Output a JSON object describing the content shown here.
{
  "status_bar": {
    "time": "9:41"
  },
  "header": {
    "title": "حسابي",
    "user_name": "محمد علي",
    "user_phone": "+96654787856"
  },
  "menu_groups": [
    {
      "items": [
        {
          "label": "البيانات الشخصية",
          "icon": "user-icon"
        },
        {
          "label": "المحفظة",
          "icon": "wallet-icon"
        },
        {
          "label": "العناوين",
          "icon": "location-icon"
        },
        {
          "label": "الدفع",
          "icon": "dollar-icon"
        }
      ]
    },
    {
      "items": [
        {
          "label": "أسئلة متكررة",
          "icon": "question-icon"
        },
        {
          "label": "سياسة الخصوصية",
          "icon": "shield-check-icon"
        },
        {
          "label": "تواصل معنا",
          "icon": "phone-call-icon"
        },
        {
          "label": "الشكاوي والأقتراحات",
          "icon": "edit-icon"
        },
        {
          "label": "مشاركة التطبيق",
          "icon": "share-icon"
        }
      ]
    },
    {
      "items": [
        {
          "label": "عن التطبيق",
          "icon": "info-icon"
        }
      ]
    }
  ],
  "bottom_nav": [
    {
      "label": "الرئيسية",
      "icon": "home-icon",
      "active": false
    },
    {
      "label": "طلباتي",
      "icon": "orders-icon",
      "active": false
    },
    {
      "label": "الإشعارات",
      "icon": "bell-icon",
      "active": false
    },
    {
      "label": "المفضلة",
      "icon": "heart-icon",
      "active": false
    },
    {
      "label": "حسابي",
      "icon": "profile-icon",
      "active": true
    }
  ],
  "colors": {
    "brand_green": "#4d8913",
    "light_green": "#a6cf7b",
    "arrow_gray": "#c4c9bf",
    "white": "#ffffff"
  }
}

--------------------

Given exercise
How many lines of these entries contain "التطبيق"? Answer with the number and nothing else.

Task result
2